Written exercise: Your task is to print every entry below exactly as given.

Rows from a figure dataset
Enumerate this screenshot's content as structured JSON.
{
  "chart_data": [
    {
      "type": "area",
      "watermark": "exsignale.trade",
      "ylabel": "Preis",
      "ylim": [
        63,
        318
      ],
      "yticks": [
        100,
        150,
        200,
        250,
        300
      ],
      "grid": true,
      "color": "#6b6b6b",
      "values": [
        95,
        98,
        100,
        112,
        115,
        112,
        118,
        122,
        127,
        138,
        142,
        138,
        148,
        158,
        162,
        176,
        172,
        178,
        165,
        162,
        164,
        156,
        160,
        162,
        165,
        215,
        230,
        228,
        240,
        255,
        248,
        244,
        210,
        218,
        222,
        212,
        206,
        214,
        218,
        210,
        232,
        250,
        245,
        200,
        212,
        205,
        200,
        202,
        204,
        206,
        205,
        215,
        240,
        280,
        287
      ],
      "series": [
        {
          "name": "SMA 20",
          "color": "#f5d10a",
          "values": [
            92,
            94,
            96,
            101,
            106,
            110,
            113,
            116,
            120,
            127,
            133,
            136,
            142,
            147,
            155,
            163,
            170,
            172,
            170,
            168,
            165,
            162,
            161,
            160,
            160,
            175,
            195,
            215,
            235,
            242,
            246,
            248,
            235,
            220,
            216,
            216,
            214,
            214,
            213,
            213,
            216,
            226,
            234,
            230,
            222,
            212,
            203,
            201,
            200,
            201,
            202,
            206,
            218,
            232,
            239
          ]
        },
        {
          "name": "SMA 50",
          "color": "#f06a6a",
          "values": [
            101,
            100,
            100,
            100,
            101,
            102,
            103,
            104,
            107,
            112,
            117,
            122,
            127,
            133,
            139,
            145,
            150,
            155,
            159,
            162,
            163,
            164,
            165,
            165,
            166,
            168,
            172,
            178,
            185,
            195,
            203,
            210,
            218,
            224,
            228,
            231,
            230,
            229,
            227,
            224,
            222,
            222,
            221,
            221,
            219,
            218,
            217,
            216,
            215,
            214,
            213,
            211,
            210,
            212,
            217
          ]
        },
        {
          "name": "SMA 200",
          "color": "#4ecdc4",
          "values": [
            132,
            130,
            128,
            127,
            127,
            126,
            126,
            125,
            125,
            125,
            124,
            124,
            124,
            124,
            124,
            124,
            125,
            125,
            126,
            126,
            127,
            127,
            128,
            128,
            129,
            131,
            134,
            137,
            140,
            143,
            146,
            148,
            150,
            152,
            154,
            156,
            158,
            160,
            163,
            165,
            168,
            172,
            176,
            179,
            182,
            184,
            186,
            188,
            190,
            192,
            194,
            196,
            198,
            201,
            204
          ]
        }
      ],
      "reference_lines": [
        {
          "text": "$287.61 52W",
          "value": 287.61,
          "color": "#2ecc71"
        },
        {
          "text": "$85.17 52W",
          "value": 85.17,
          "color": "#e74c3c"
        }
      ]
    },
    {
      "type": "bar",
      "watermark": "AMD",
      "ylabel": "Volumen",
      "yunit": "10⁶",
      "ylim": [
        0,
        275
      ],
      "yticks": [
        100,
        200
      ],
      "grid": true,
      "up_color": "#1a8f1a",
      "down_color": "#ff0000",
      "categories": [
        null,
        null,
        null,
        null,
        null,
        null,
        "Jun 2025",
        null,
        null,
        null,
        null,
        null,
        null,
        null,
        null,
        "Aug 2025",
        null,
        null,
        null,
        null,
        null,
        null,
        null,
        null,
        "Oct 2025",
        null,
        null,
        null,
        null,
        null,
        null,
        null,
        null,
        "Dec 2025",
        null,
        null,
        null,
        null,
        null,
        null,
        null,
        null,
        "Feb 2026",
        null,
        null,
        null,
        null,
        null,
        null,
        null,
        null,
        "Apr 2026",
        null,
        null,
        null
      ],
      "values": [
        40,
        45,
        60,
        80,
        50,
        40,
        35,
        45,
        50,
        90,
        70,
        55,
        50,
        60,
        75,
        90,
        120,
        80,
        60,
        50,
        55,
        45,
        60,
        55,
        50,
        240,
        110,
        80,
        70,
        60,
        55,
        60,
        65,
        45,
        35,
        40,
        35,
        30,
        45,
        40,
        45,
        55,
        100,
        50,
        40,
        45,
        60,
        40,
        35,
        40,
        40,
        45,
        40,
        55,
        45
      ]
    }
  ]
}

The solution:
Enumerate this screenshot's content as structured JSON.
{
  "chart_data": [
    {
      "type": "area",
      "watermark": "exsignale.trade",
      "ylabel": "Preis",
      "ylim": [
        63,
        318
      ],
      "yticks": [
        100,
        150,
        200,
        250,
        300
      ],
      "grid": true,
      "color": "#6b6b6b",
      "values": [
        95,
        98,
        100,
        112,
        115,
        112,
        118,
        122,
        127,
        138,
        142,
        138,
        148,
        158,
        162,
        176,
        172,
        178,
        165,
        162,
        164,
        156,
        160,
        162,
        165,
        215,
        230,
        228,
        240,
        255,
        248,
        244,
        210,
        218,
        222,
        212,
        206,
        214,
        218,
        210,
        232,
        250,
        245,
        200,
        212,
        205,
        200,
        202,
        204,
        206,
        205,
        215,
        240,
        280,
        287
      ],
      "series": [
        {
          "name": "SMA 20",
          "color": "#f5d10a",
          "values": [
            92,
            94,
            96,
            101,
            106,
            110,
            113,
            116,
            120,
            127,
            133,
            136,
            142,
            147,
            155,
            163,
            170,
            172,
            170,
            168,
            165,
            162,
            161,
            160,
            160,
            175,
            195,
            215,
            235,
            242,
            246,
            248,
            235,
            220,
            216,
            216,
            214,
            214,
            213,
            213,
            216,
            226,
            234,
            230,
            222,
            212,
            203,
            201,
            200,
            201,
            202,
            206,
            218,
            232,
            239
          ]
        },
        {
          "name": "SMA 50",
          "color": "#f06a6a",
          "values": [
            101,
            100,
            100,
            100,
            101,
            102,
            103,
            104,
            107,
            112,
            117,
            122,
            127,
            133,
            139,
            145,
            150,
            155,
            159,
            162,
            163,
            164,
            165,
            165,
            166,
            168,
            172,
            178,
            185,
            195,
            203,
            210,
            218,
            224,
            228,
            231,
            230,
            229,
            227,
            224,
            222,
            222,
            221,
            221,
            219,
            218,
            217,
            216,
            215,
            214,
            213,
            211,
            210,
            212,
            217
          ]
        },
        {
          "name": "SMA 200",
          "color": "#4ecdc4",
          "values": [
            132,
            130,
            128,
            127,
            127,
            126,
            126,
            125,
            125,
            125,
            124,
            124,
            124,
            124,
            124,
            124,
            125,
            125,
            126,
            126,
            127,
            127,
            128,
            128,
            129,
            131,
            134,
            137,
            140,
            143,
            146,
            148,
            150,
            152,
            154,
            156,
            158,
            160,
            163,
            165,
            168,
            172,
            176,
            179,
            182,
            184,
            186,
            188,
            190,
            192,
            194,
            196,
            198,
            201,
            204
          ]
        }
      ],
      "reference_lines": [
        {
          "text": "$287.61 52W",
          "value": 287.61,
          "color": "#2ecc71"
        },
        {
          "text": "$85.17 52W",
          "value": 85.17,
          "color": "#e74c3c"
        }
      ]
    },
    {
      "type": "bar",
      "watermark": "AMD",
      "ylabel": "Volumen",
      "yunit": "10⁶",
      "ylim": [
        0,
        275
      ],
      "yticks": [
        100,
        200
      ],
      "grid": true,
      "up_color": "#1a8f1a",
      "down_color": "#ff0000",
      "categories": [
        null,
        null,
        null,
        null,
        null,
        null,
        "Jun 2025",
        null,
        null,
        null,
        null,
        null,
        null,
        null,
        null,
        "Aug 2025",
        null,
        null,
        null,
        null,
        null,
        null,
        null,
        null,
        "Oct 2025",
        null,
        null,
        null,
        null,
        null,
        null,
        null,
        null,
        "Dec 2025",
        null,
        null,
        null,
        null,
        null,
        null,
        null,
        null,
        "Feb 2026",
        null,
        null,
        null,
        null,
        null,
        null,
        null,
        null,
        "Apr 2026",
        null,
        null,
        null
      ],
      "values": [
        40,
        45,
        60,
        80,
        50,
        40,
        35,
        45,
        50,
        90,
        70,
        55,
        50,
        60,
        75,
        90,
        120,
        80,
        60,
        50,
        55,
        45,
        60,
        55,
        50,
        240,
        110,
        80,
        70,
        60,
        55,
        60,
        65,
        45,
        35,
        40,
        35,
        30,
        45,
        40,
        45,
        55,
        100,
        50,
        40,
        45,
        60,
        40,
        35,
        40,
        40,
        45,
        40,
        55,
        45
      ]
    }
  ]
}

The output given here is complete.